> **Brief**: Extract the whole listing as it stands. Do not include the pictures.

> **The data**:
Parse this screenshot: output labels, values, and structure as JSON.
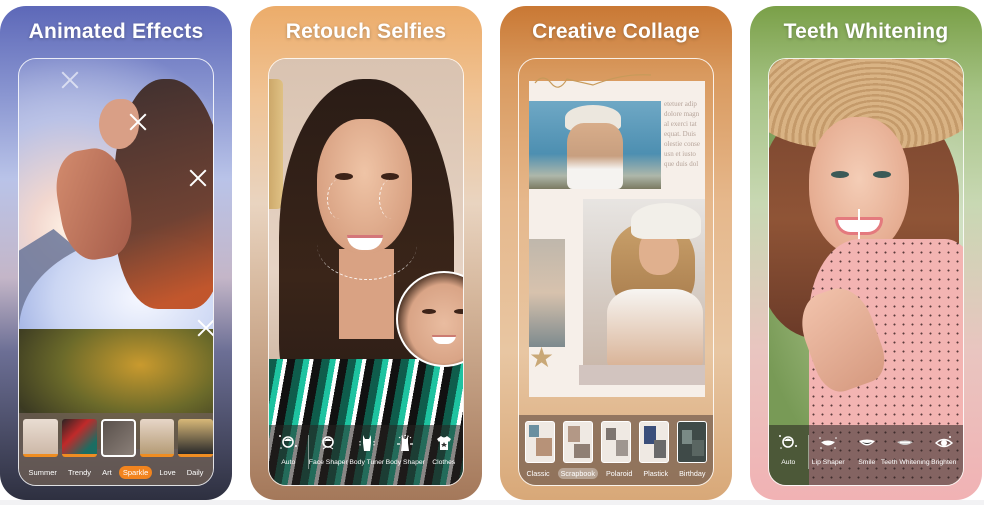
{
  "panels": [
    {
      "title": "Animated Effects",
      "theme_color": "#5d68b8",
      "filters": [
        {
          "label": "Summer",
          "active": false
        },
        {
          "label": "Trendy",
          "active": false
        },
        {
          "label": "Art",
          "active": false
        },
        {
          "label": "Sparkle",
          "active": true
        },
        {
          "label": "Love",
          "active": false
        },
        {
          "label": "Daily",
          "active": false
        }
      ],
      "active_filter_color": "#f2841e",
      "selected_thumbnail_index": 2
    },
    {
      "title": "Retouch Selfies",
      "theme_color": "#ecac6a",
      "tools": [
        {
          "label": "Auto",
          "icon": "auto-face-icon"
        },
        {
          "label": "Face Shaper",
          "icon": "face-shaper-icon"
        },
        {
          "label": "Body Tuner",
          "icon": "body-tuner-icon"
        },
        {
          "label": "Body Shaper",
          "icon": "body-shaper-icon"
        },
        {
          "label": "Clothes",
          "icon": "clothes-icon"
        }
      ]
    },
    {
      "title": "Creative Collage",
      "theme_color": "#c97834",
      "collage_text": [
        "etetuer adip",
        "dolore magn",
        "al exerci tat",
        "equat. Duis",
        "olestie conse",
        "usn et iusto",
        "que duis dol"
      ],
      "layouts": [
        {
          "label": "Classic",
          "active": false
        },
        {
          "label": "Scrapbook",
          "active": true
        },
        {
          "label": "Polaroid",
          "active": false
        },
        {
          "label": "Plastick",
          "active": false
        },
        {
          "label": "Birthday",
          "active": false
        }
      ]
    },
    {
      "title": "Teeth Whitening",
      "theme_color": "#7aa048",
      "tools": [
        {
          "label": "Auto",
          "icon": "auto-face-icon"
        },
        {
          "label": "Lip Shaper",
          "icon": "lip-shaper-icon"
        },
        {
          "label": "Smile",
          "icon": "smile-icon"
        },
        {
          "label": "Teeth Whitening",
          "icon": "teeth-whitening-icon"
        },
        {
          "label": "Brighten",
          "icon": "eye-brighten-icon"
        }
      ]
    }
  ]
}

> **Solution to this task**:
Parse this screenshot: output labels, values, and structure as JSON.
{
  "panels": [
    {
      "title": "Animated Effects",
      "theme_color": "#5d68b8",
      "filters": [
        {
          "label": "Summer",
          "active": false
        },
        {
          "label": "Trendy",
          "active": false
        },
        {
          "label": "Art",
          "active": false
        },
        {
          "label": "Sparkle",
          "active": true
        },
        {
          "label": "Love",
          "active": false
        },
        {
          "label": "Daily",
          "active": false
        }
      ],
      "active_filter_color": "#f2841e",
      "selected_thumbnail_index": 2
    },
    {
      "title": "Retouch Selfies",
      "theme_color": "#ecac6a",
      "tools": [
        {
          "label": "Auto",
          "icon": "auto-face-icon"
        },
        {
          "label": "Face Shaper",
          "icon": "face-shaper-icon"
        },
        {
          "label": "Body Tuner",
          "icon": "body-tuner-icon"
        },
        {
          "label": "Body Shaper",
          "icon": "body-shaper-icon"
        },
        {
          "label": "Clothes",
          "icon": "clothes-icon"
        }
      ]
    },
    {
      "title": "Creative Collage",
      "theme_color": "#c97834",
      "collage_text": [
        "etetuer adip",
        "dolore magn",
        "al exerci tat",
        "equat. Duis",
        "olestie conse",
        "usn et iusto",
        "que duis dol"
      ],
      "layouts": [
        {
          "label": "Classic",
          "active": false
        },
        {
          "label": "Scrapbook",
          "active": true
        },
        {
          "label": "Polaroid",
          "active": false
        },
        {
          "label": "Plastick",
          "active": false
        },
        {
          "label": "Birthday",
          "active": false
        }
      ]
    },
    {
      "title": "Teeth Whitening",
      "theme_color": "#7aa048",
      "tools": [
        {
          "label": "Auto",
          "icon": "auto-face-icon"
        },
        {
          "label": "Lip Shaper",
          "icon": "lip-shaper-icon"
        },
        {
          "label": "Smile",
          "icon": "smile-icon"
        },
        {
          "label": "Teeth Whitening",
          "icon": "teeth-whitening-icon"
        },
        {
          "label": "Brighten",
          "icon": "eye-brighten-icon"
        }
      ]
    }
  ]
}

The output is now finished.